Reproduce every entry below word for word, leaving out the pictures.

++++ TASK DATA

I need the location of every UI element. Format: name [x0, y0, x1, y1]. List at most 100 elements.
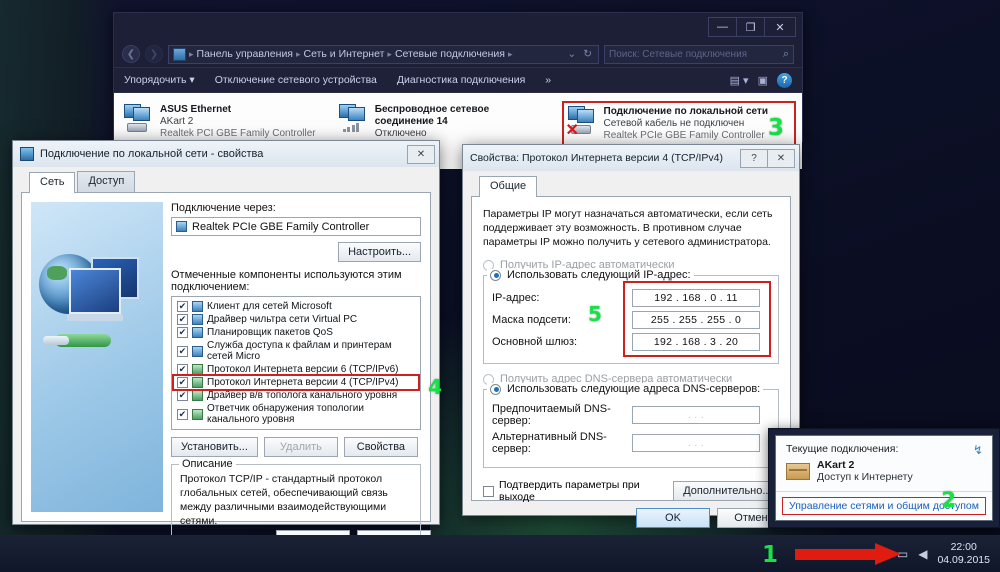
clock[interactable]: 22:00 04.09.2015 — [937, 541, 990, 567]
view-layout-icon[interactable]: ▤ ▾ — [730, 74, 749, 87]
back-icon[interactable]: ❮ — [122, 45, 140, 63]
component-icon — [192, 327, 203, 338]
organize-button[interactable]: Упорядочить ▾ — [124, 74, 195, 86]
preview-pane-icon[interactable]: ▣ — [758, 74, 768, 87]
wireless-adapter-icon — [339, 104, 369, 132]
breadcrumb-network-internet[interactable]: Сеть и Интернет — [304, 48, 385, 60]
connection-item-local-area[interactable]: ✕ Подключение по локальной сети Сетевой … — [562, 101, 797, 147]
search-input[interactable]: Поиск: Сетевые подключения — [609, 49, 783, 60]
ipv4-tab-strip: Общие — [471, 175, 791, 196]
checkbox[interactable]: ✔ — [177, 301, 188, 312]
checkbox[interactable]: ✔ — [177, 346, 188, 357]
component-icon — [192, 301, 203, 312]
checkbox[interactable]: ✔ — [177, 390, 188, 401]
forward-icon[interactable]: ❯ — [145, 45, 163, 63]
close-button[interactable]: ✕ — [765, 18, 795, 36]
components-label: Отмеченные компоненты используются этим … — [171, 269, 421, 293]
checkbox[interactable]: ✔ — [177, 377, 188, 388]
manual-ip-radio[interactable] — [490, 270, 501, 281]
ip-address-label: IP-адрес: — [492, 292, 632, 304]
checkbox[interactable]: ✔ — [177, 327, 188, 338]
refresh-networks-icon[interactable]: ↯ — [973, 443, 983, 457]
checkbox[interactable]: ✔ — [177, 409, 188, 420]
component-item[interactable]: ✔ Драйвер в/в тополога канального уровня — [174, 389, 418, 402]
network-adapter-icon — [124, 104, 154, 132]
ipv4-dialog-title-bar[interactable]: Свойства: Протокол Интернета версии 4 (T… — [463, 145, 799, 171]
checkbox[interactable]: ✔ — [177, 314, 188, 325]
subnet-mask-label: Маска подсети: — [492, 314, 632, 326]
manual-ip-label: Использовать следующий IP-адрес: — [507, 269, 691, 281]
breadcrumb-network-connections[interactable]: Сетевые подключения — [395, 48, 505, 60]
signal-bars-icon — [343, 121, 362, 132]
component-icon — [192, 377, 203, 388]
alternate-dns-label: Альтернативный DNS-сервер: — [492, 431, 632, 455]
adapter-name: Realtek PCIe GBE Family Controller — [192, 221, 369, 233]
breadcrumb-sep: ▸ — [296, 49, 301, 60]
component-item[interactable]: ✔ Ответчик обнаружения топологии канальн… — [174, 402, 418, 426]
help-icon[interactable]: ? — [777, 73, 792, 88]
checkbox[interactable]: ✔ — [177, 364, 188, 375]
component-label: Клиент для сетей Microsoft — [207, 301, 332, 312]
lan-dialog-buttons: ✕ — [408, 145, 435, 164]
component-label: Протокол Интернета версии 4 (TCP/IPv4) — [207, 377, 398, 388]
address-bar[interactable]: ▸ Панель управления ▸ Сеть и Интернет ▸ … — [168, 45, 599, 64]
tab-network[interactable]: Сеть — [29, 172, 75, 193]
breadcrumb-control-panel[interactable]: Панель управления — [197, 48, 293, 60]
component-item[interactable]: ✔ Протокол Интернета версии 6 (TCP/IPv6) — [174, 363, 418, 376]
lan-dialog-title-bar[interactable]: Подключение по локальной сети - свойства… — [13, 141, 439, 167]
component-icon — [192, 390, 203, 401]
minimize-button[interactable]: — — [709, 18, 737, 36]
clock-date: 04.09.2015 — [937, 554, 990, 567]
step-marker-4: 4 — [428, 375, 442, 399]
preferred-dns-row: Предпочитаемый DNS-сервер: . . . — [492, 403, 770, 427]
components-listbox[interactable]: ✔ Клиент для сетей Microsoft ✔ Драйвер ч… — [171, 296, 421, 430]
explorer-title-bar[interactable]: — ❐ ✕ — [114, 13, 802, 41]
component-item[interactable]: ✔ Драйвер чильтра сети Virtual PC — [174, 313, 418, 326]
component-label: Драйвер в/в тополога канального уровня — [207, 390, 397, 401]
component-properties-button[interactable]: Свойства — [344, 437, 418, 457]
ipv4-ok-button[interactable]: OK — [636, 508, 710, 528]
search-box[interactable]: Поиск: Сетевые подключения ⌕ — [604, 45, 794, 64]
diagnose-connection-button[interactable]: Диагностика подключения — [397, 74, 525, 86]
alternate-dns-input[interactable]: . . . — [632, 434, 760, 452]
address-dropdown-icon[interactable]: ⌄ — [567, 48, 576, 60]
validate-settings-checkbox[interactable] — [483, 486, 494, 497]
component-item[interactable]: ✔ Планировщик пакетов QoS — [174, 326, 418, 339]
connection-status: Отключено — [375, 128, 546, 140]
description-group: Описание Протокол TCP/IP - стандартный п… — [171, 464, 421, 536]
maximize-button[interactable]: ❐ — [737, 18, 765, 36]
component-item[interactable]: ✔ Служба доступа к файлам и принтерам се… — [174, 339, 418, 363]
component-icon — [192, 346, 203, 357]
ipv4-general-tab-panel: Параметры IP могут назначаться автоматич… — [471, 196, 791, 501]
volume-icon[interactable]: ◀ — [918, 547, 927, 561]
refresh-icon[interactable]: ↻ — [583, 48, 592, 60]
component-icon — [192, 314, 203, 325]
preferred-dns-input[interactable]: . . . — [632, 406, 760, 424]
lan-close-button[interactable]: ✕ — [407, 145, 435, 164]
address-row: ❮ ❯ ▸ Панель управления ▸ Сеть и Интерне… — [114, 41, 802, 67]
ipv4-intro-text: Параметры IP могут назначаться автоматич… — [483, 207, 779, 249]
validate-settings-label: Подтвердить параметры при выходе — [499, 479, 673, 503]
tab-sharing[interactable]: Доступ — [77, 171, 135, 192]
adapter-field: Realtek PCIe GBE Family Controller — [171, 217, 421, 236]
ipv4-help-button[interactable]: ? — [740, 149, 768, 168]
component-item-tcpipv4[interactable]: ✔ Протокол Интернета версии 4 (TCP/IPv4) — [174, 376, 418, 389]
flyout-divider — [776, 491, 992, 492]
description-text: Протокол TCP/IP - стандартный протокол г… — [180, 472, 412, 528]
alternate-dns-row: Альтернативный DNS-сервер: . . . — [492, 431, 770, 455]
flyout-connection-item[interactable]: AKart 2 Доступ к Интернету — [776, 457, 992, 489]
current-connections-label: Текущие подключения: — [776, 436, 992, 457]
tab-general[interactable]: Общие — [479, 176, 537, 197]
ip-fields-highlight — [623, 281, 771, 357]
install-button[interactable]: Установить... — [171, 437, 258, 457]
ipv4-close-button[interactable]: ✕ — [767, 149, 795, 168]
lan-tab-strip: Сеть Доступ — [21, 171, 431, 192]
component-item[interactable]: ✔ Клиент для сетей Microsoft — [174, 300, 418, 313]
ipv4-properties-dialog: Свойства: Протокол Интернета версии 4 (T… — [462, 144, 800, 516]
manual-dns-radio[interactable] — [490, 384, 501, 395]
disable-device-button[interactable]: Отключение сетевого устройства — [215, 74, 377, 86]
connection-name: Беспроводное сетевое соединение 14 — [375, 104, 546, 128]
toolbar-overflow-button[interactable]: » — [545, 74, 551, 86]
configure-button[interactable]: Настроить... — [338, 242, 421, 262]
advanced-button[interactable]: Дополнительно... — [673, 481, 779, 501]
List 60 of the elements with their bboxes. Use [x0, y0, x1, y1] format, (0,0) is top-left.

++++++++

* **REPLY TO THE EXERCISE**:
I need the location of every UI element. Format: name [x0, y0, x1, y1]. List at most 100 elements.
clock[interactable]: 22:00 04.09.2015 — [937, 541, 990, 567]
view-layout-icon[interactable]: ▤ ▾ — [730, 74, 749, 87]
back-icon[interactable]: ❮ — [122, 45, 140, 63]
component-icon — [192, 327, 203, 338]
organize-button[interactable]: Упорядочить ▾ — [124, 74, 195, 86]
preview-pane-icon[interactable]: ▣ — [758, 74, 768, 87]
wireless-adapter-icon — [339, 104, 369, 132]
breadcrumb-network-internet[interactable]: Сеть и Интернет — [304, 48, 385, 60]
connection-item-local-area[interactable]: ✕ Подключение по локальной сети Сетевой … — [562, 101, 797, 147]
search-input[interactable]: Поиск: Сетевые подключения — [609, 49, 783, 60]
ipv4-tab-strip: Общие — [471, 175, 791, 196]
checkbox[interactable]: ✔ — [177, 301, 188, 312]
checkbox[interactable]: ✔ — [177, 346, 188, 357]
component-icon — [192, 301, 203, 312]
checkbox[interactable]: ✔ — [177, 390, 188, 401]
forward-icon[interactable]: ❯ — [145, 45, 163, 63]
close-button[interactable]: ✕ — [765, 18, 795, 36]
components-label: Отмеченные компоненты используются этим … — [171, 269, 421, 293]
checkbox[interactable]: ✔ — [177, 377, 188, 388]
manual-ip-radio[interactable] — [490, 270, 501, 281]
ip-address-label: IP-адрес: — [492, 292, 632, 304]
checkbox[interactable]: ✔ — [177, 327, 188, 338]
refresh-networks-icon[interactable]: ↯ — [973, 443, 983, 457]
checkbox[interactable]: ✔ — [177, 409, 188, 420]
component-item[interactable]: ✔ Драйвер в/в тополога канального уровня — [174, 389, 418, 402]
network-adapter-icon — [124, 104, 154, 132]
ipv4-dialog-title-bar[interactable]: Свойства: Протокол Интернета версии 4 (T… — [463, 145, 799, 171]
checkbox[interactable]: ✔ — [177, 314, 188, 325]
subnet-mask-label: Маска подсети: — [492, 314, 632, 326]
manual-ip-label: Использовать следующий IP-адрес: — [507, 269, 691, 281]
breadcrumb-network-connections[interactable]: Сетевые подключения — [395, 48, 505, 60]
signal-bars-icon — [343, 121, 362, 132]
component-icon — [192, 377, 203, 388]
alternate-dns-label: Альтернативный DNS-сервер: — [492, 431, 632, 455]
adapter-name: Realtek PCIe GBE Family Controller — [192, 221, 369, 233]
breadcrumb-sep: ▸ — [296, 49, 301, 60]
component-item[interactable]: ✔ Ответчик обнаружения топологии канальн… — [174, 402, 418, 426]
help-icon[interactable]: ? — [777, 73, 792, 88]
checkbox[interactable]: ✔ — [177, 364, 188, 375]
component-label: Клиент для сетей Microsoft — [207, 301, 332, 312]
lan-dialog-buttons: ✕ — [408, 145, 435, 164]
component-label: Протокол Интернета версии 4 (TCP/IPv4) — [207, 377, 398, 388]
address-bar[interactable]: ▸ Панель управления ▸ Сеть и Интернет ▸ … — [168, 45, 599, 64]
tab-network[interactable]: Сеть — [29, 172, 75, 193]
breadcrumb-control-panel[interactable]: Панель управления — [197, 48, 293, 60]
component-item[interactable]: ✔ Протокол Интернета версии 6 (TCP/IPv6) — [174, 363, 418, 376]
lan-dialog-title-bar[interactable]: Подключение по локальной сети - свойства… — [13, 141, 439, 167]
component-icon — [192, 390, 203, 401]
minimize-button[interactable]: — — [709, 18, 737, 36]
clock-date: 04.09.2015 — [937, 554, 990, 567]
step-marker-4: 4 — [428, 375, 442, 399]
preferred-dns-row: Предпочитаемый DNS-сервер: . . . — [492, 403, 770, 427]
components-listbox[interactable]: ✔ Клиент для сетей Microsoft ✔ Драйвер ч… — [171, 296, 421, 430]
explorer-title-bar[interactable]: — ❐ ✕ — [114, 13, 802, 41]
component-item[interactable]: ✔ Драйвер чильтра сети Virtual PC — [174, 313, 418, 326]
component-label: Драйвер в/в тополога канального уровня — [207, 390, 397, 401]
component-properties-button[interactable]: Свойства — [344, 437, 418, 457]
ipv4-ok-button[interactable]: OK — [636, 508, 710, 528]
search-box[interactable]: Поиск: Сетевые подключения ⌕ — [604, 45, 794, 64]
diagnose-connection-button[interactable]: Диагностика подключения — [397, 74, 525, 86]
alternate-dns-input[interactable]: . . . — [632, 434, 760, 452]
address-dropdown-icon[interactable]: ⌄ — [567, 48, 576, 60]
validate-settings-checkbox[interactable] — [483, 486, 494, 497]
component-item[interactable]: ✔ Планировщик пакетов QoS — [174, 326, 418, 339]
connection-status: Отключено — [375, 128, 546, 140]
description-group: Описание Протокол TCP/IP - стандартный п… — [171, 464, 421, 536]
maximize-button[interactable]: ❐ — [737, 18, 765, 36]
component-item[interactable]: ✔ Служба доступа к файлам и принтерам се… — [174, 339, 418, 363]
component-icon — [192, 346, 203, 357]
ipv4-general-tab-panel: Параметры IP могут назначаться автоматич… — [471, 196, 791, 501]
volume-icon[interactable]: ◀ — [918, 547, 927, 561]
refresh-icon[interactable]: ↻ — [583, 48, 592, 60]
component-icon — [192, 314, 203, 325]
preferred-dns-input[interactable]: . . . — [632, 406, 760, 424]
lan-close-button[interactable]: ✕ — [407, 145, 435, 164]
address-row: ❮ ❯ ▸ Панель управления ▸ Сеть и Интерне… — [114, 41, 802, 67]
ipv4-intro-text: Параметры IP могут назначаться автоматич… — [483, 207, 779, 249]
validate-settings-label: Подтвердить параметры при выходе — [499, 479, 673, 503]
tab-sharing[interactable]: Доступ — [77, 171, 135, 192]
adapter-field: Realtek PCIe GBE Family Controller — [171, 217, 421, 236]
ipv4-help-button[interactable]: ? — [740, 149, 768, 168]
component-item-tcpipv4[interactable]: ✔ Протокол Интернета версии 4 (TCP/IPv4) — [174, 376, 418, 389]
flyout-divider — [776, 491, 992, 492]
description-text: Протокол TCP/IP - стандартный протокол г… — [180, 472, 412, 528]
alternate-dns-row: Альтернативный DNS-сервер: . . . — [492, 431, 770, 455]
flyout-connection-item[interactable]: AKart 2 Доступ к Интернету — [776, 457, 992, 489]
current-connections-label: Текущие подключения: — [776, 436, 992, 457]
tab-general[interactable]: Общие — [479, 176, 537, 197]
ip-fields-highlight — [623, 281, 771, 357]
install-button[interactable]: Установить... — [171, 437, 258, 457]
ipv4-close-button[interactable]: ✕ — [767, 149, 795, 168]
lan-tab-strip: Сеть Доступ — [21, 171, 431, 192]
component-item[interactable]: ✔ Клиент для сетей Microsoft — [174, 300, 418, 313]
ipv4-properties-dialog: Свойства: Протокол Интернета версии 4 (T… — [462, 144, 800, 516]
manual-dns-radio[interactable] — [490, 384, 501, 395]
disable-device-button[interactable]: Отключение сетевого устройства — [215, 74, 377, 86]
connection-name: Беспроводное сетевое соединение 14 — [375, 104, 546, 128]
toolbar-overflow-button[interactable]: » — [545, 74, 551, 86]
configure-button[interactable]: Настроить... — [338, 242, 421, 262]
advanced-button[interactable]: Дополнительно... — [673, 481, 779, 501]
List 60 of the elements with their bboxes. Use [x0, y0, x1, y1] format, (0,0) is top-left.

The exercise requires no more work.